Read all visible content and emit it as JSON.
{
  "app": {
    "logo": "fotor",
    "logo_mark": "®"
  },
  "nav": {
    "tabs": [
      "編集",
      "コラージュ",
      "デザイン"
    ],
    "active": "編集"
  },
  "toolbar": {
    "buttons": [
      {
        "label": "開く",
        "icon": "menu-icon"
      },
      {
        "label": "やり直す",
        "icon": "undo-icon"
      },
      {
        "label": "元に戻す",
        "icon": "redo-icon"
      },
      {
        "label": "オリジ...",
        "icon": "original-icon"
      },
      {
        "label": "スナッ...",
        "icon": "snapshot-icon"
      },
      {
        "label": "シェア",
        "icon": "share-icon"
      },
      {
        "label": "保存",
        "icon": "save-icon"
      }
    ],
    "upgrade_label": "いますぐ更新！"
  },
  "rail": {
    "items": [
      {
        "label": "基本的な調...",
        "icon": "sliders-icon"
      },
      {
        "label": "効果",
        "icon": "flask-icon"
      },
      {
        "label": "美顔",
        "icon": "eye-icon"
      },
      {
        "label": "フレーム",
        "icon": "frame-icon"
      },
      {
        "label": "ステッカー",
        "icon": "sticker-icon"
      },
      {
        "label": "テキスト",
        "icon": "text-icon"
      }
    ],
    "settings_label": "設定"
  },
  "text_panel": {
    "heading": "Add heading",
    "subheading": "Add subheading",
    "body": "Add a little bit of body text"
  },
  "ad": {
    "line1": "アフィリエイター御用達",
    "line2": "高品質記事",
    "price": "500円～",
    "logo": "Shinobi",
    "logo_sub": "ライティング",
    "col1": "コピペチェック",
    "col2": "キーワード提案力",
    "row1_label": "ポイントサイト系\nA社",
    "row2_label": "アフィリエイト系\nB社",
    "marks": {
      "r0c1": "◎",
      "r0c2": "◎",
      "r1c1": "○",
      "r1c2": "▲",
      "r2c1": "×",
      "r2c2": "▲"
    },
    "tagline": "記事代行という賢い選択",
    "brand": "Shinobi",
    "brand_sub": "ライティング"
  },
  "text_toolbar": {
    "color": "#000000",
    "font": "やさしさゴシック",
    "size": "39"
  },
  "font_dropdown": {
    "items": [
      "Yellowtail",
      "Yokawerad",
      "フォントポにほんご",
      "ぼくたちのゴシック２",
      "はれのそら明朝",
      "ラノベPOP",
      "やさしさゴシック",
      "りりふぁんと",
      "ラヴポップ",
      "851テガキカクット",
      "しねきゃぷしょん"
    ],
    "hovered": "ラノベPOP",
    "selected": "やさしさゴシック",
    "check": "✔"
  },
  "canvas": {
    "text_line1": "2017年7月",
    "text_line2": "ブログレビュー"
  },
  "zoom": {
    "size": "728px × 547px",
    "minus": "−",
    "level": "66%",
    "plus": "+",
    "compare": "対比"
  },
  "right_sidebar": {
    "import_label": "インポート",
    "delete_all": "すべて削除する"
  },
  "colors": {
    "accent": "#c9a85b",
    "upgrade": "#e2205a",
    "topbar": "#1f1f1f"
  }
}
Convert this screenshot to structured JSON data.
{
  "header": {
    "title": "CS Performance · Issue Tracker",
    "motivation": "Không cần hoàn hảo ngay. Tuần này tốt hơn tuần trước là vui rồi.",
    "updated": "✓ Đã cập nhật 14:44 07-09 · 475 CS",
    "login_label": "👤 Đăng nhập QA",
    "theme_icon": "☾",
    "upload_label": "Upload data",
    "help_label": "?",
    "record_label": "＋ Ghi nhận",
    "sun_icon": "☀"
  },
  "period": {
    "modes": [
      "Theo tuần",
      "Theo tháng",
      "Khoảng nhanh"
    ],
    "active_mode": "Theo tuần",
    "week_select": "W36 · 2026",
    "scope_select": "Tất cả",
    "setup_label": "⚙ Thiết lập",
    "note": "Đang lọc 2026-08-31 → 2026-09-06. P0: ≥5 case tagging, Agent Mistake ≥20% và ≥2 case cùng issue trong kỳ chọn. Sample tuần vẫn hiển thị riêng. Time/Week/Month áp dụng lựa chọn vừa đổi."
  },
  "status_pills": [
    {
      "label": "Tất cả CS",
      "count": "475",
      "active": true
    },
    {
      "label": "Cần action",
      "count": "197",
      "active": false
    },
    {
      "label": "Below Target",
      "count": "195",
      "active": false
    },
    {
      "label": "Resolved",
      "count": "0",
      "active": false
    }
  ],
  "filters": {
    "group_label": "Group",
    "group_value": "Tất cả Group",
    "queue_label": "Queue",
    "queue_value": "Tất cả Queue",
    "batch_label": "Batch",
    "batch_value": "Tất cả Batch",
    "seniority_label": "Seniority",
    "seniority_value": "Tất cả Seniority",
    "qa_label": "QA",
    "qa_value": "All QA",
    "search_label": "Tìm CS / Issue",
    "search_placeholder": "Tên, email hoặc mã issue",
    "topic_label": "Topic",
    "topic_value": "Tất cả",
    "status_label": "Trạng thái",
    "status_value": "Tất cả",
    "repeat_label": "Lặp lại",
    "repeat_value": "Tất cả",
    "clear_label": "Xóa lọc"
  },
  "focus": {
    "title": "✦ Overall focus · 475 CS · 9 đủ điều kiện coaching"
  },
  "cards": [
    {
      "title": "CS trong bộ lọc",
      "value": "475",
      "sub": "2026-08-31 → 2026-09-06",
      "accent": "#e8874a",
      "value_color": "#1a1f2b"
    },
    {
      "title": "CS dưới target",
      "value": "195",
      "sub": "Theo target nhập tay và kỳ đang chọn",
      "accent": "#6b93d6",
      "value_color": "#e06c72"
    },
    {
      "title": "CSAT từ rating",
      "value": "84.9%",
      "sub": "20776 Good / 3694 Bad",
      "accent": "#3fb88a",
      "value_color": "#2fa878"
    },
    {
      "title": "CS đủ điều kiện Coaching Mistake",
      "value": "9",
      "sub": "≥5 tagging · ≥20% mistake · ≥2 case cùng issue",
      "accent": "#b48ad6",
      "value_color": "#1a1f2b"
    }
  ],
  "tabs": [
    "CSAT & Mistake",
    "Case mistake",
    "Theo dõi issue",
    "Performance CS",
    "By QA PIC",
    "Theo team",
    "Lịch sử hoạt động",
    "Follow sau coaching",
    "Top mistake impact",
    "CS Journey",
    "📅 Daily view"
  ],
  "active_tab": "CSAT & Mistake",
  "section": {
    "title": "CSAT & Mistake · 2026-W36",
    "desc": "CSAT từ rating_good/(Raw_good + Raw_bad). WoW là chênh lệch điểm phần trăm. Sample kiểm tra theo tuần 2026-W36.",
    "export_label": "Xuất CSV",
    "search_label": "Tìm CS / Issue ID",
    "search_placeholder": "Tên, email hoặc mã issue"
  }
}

- **TASK PROMPT**
Give an exact copy of all the data shown above.

- **SOLUTION TO THIS TASK**
Read all visible content and emit it as JSON.
{
  "app": {
    "logo": "fotor",
    "logo_mark": "®"
  },
  "nav": {
    "tabs": [
      "編集",
      "コラージュ",
      "デザイン"
    ],
    "active": "編集"
  },
  "toolbar": {
    "buttons": [
      {
        "label": "開く",
        "icon": "menu-icon"
      },
      {
        "label": "やり直す",
        "icon": "undo-icon"
      },
      {
        "label": "元に戻す",
        "icon": "redo-icon"
      },
      {
        "label": "オリジ...",
        "icon": "original-icon"
      },
      {
        "label": "スナッ...",
        "icon": "snapshot-icon"
      },
      {
        "label": "シェア",
        "icon": "share-icon"
      },
      {
        "label": "保存",
        "icon": "save-icon"
      }
    ],
    "upgrade_label": "いますぐ更新！"
  },
  "rail": {
    "items": [
      {
        "label": "基本的な調...",
        "icon": "sliders-icon"
      },
      {
        "label": "効果",
        "icon": "flask-icon"
      },
      {
        "label": "美顔",
        "icon": "eye-icon"
      },
      {
        "label": "フレーム",
        "icon": "frame-icon"
      },
      {
        "label": "ステッカー",
        "icon": "sticker-icon"
      },
      {
        "label": "テキスト",
        "icon": "text-icon"
      }
    ],
    "settings_label": "設定"
  },
  "text_panel": {
    "heading": "Add heading",
    "subheading": "Add subheading",
    "body": "Add a little bit of body text"
  },
  "ad": {
    "line1": "アフィリエイター御用達",
    "line2": "高品質記事",
    "price": "500円～",
    "logo": "Shinobi",
    "logo_sub": "ライティング",
    "col1": "コピペチェック",
    "col2": "キーワード提案力",
    "row1_label": "ポイントサイト系\nA社",
    "row2_label": "アフィリエイト系\nB社",
    "marks": {
      "r0c1": "◎",
      "r0c2": "◎",
      "r1c1": "○",
      "r1c2": "▲",
      "r2c1": "×",
      "r2c2": "▲"
    },
    "tagline": "記事代行という賢い選択",
    "brand": "Shinobi",
    "brand_sub": "ライティング"
  },
  "text_toolbar": {
    "color": "#000000",
    "font": "やさしさゴシック",
    "size": "39"
  },
  "font_dropdown": {
    "items": [
      "Yellowtail",
      "Yokawerad",
      "フォントポにほんご",
      "ぼくたちのゴシック２",
      "はれのそら明朝",
      "ラノベPOP",
      "やさしさゴシック",
      "りりふぁんと",
      "ラヴポップ",
      "851テガキカクット",
      "しねきゃぷしょん"
    ],
    "hovered": "ラノベPOP",
    "selected": "やさしさゴシック",
    "check": "✔"
  },
  "canvas": {
    "text_line1": "2017年7月",
    "text_line2": "ブログレビュー"
  },
  "zoom": {
    "size": "728px × 547px",
    "minus": "−",
    "level": "66%",
    "plus": "+",
    "compare": "対比"
  },
  "right_sidebar": {
    "import_label": "インポート",
    "delete_all": "すべて削除する"
  },
  "colors": {
    "accent": "#c9a85b",
    "upgrade": "#e2205a",
    "topbar": "#1f1f1f"
  }
}
Convert this screenshot to structured JSON data.
{
  "header": {
    "title": "CS Performance · Issue Tracker",
    "motivation": "Không cần hoàn hảo ngay. Tuần này tốt hơn tuần trước là vui rồi.",
    "updated": "✓ Đã cập nhật 14:44 07-09 · 475 CS",
    "login_label": "👤 Đăng nhập QA",
    "theme_icon": "☾",
    "upload_label": "Upload data",
    "help_label": "?",
    "record_label": "＋ Ghi nhận",
    "sun_icon": "☀"
  },
  "period": {
    "modes": [
      "Theo tuần",
      "Theo tháng",
      "Khoảng nhanh"
    ],
    "active_mode": "Theo tuần",
    "week_select": "W36 · 2026",
    "scope_select": "Tất cả",
    "setup_label": "⚙ Thiết lập",
    "note": "Đang lọc 2026-08-31 → 2026-09-06. P0: ≥5 case tagging, Agent Mistake ≥20% và ≥2 case cùng issue trong kỳ chọn. Sample tuần vẫn hiển thị riêng. Time/Week/Month áp dụng lựa chọn vừa đổi."
  },
  "status_pills": [
    {
      "label": "Tất cả CS",
      "count": "475",
      "active": true
    },
    {
      "label": "Cần action",
      "count": "197",
      "active": false
    },
    {
      "label": "Below Target",
      "count": "195",
      "active": false
    },
    {
      "label": "Resolved",
      "count": "0",
      "active": false
    }
  ],
  "filters": {
    "group_label": "Group",
    "group_value": "Tất cả Group",
    "queue_label": "Queue",
    "queue_value": "Tất cả Queue",
    "batch_label": "Batch",
    "batch_value": "Tất cả Batch",
    "seniority_label": "Seniority",
    "seniority_value": "Tất cả Seniority",
    "qa_label": "QA",
    "qa_value": "All QA",
    "search_label": "Tìm CS / Issue",
    "search_placeholder": "Tên, email hoặc mã issue",
    "topic_label": "Topic",
    "topic_value": "Tất cả",
    "status_label": "Trạng thái",
    "status_value": "Tất cả",
    "repeat_label": "Lặp lại",
    "repeat_value": "Tất cả",
    "clear_label": "Xóa lọc"
  },
  "focus": {
    "title": "✦ Overall focus · 475 CS · 9 đủ điều kiện coaching"
  },
  "cards": [
    {
      "title": "CS trong bộ lọc",
      "value": "475",
      "sub": "2026-08-31 → 2026-09-06",
      "accent": "#e8874a",
      "value_color": "#1a1f2b"
    },
    {
      "title": "CS dưới target",
      "value": "195",
      "sub": "Theo target nhập tay và kỳ đang chọn",
      "accent": "#6b93d6",
      "value_color": "#e06c72"
    },
    {
      "title": "CSAT từ rating",
      "value": "84.9%",
      "sub": "20776 Good / 3694 Bad",
      "accent": "#3fb88a",
      "value_color": "#2fa878"
    },
    {
      "title": "CS đủ điều kiện Coaching Mistake",
      "value": "9",
      "sub": "≥5 tagging · ≥20% mistake · ≥2 case cùng issue",
      "accent": "#b48ad6",
      "value_color": "#1a1f2b"
    }
  ],
  "tabs": [
    "CSAT & Mistake",
    "Case mistake",
    "Theo dõi issue",
    "Performance CS",
    "By QA PIC",
    "Theo team",
    "Lịch sử hoạt động",
    "Follow sau coaching",
    "Top mistake impact",
    "CS Journey",
    "📅 Daily view"
  ],
  "active_tab": "CSAT & Mistake",
  "section": {
    "title": "CSAT & Mistake · 2026-W36",
    "desc": "CSAT từ rating_good/(Raw_good + Raw_bad). WoW là chênh lệch điểm phần trăm. Sample kiểm tra theo tuần 2026-W36.",
    "export_label": "Xuất CSV",
    "search_label": "Tìm CS / Issue ID",
    "search_placeholder": "Tên, email hoặc mã issue"
  }
}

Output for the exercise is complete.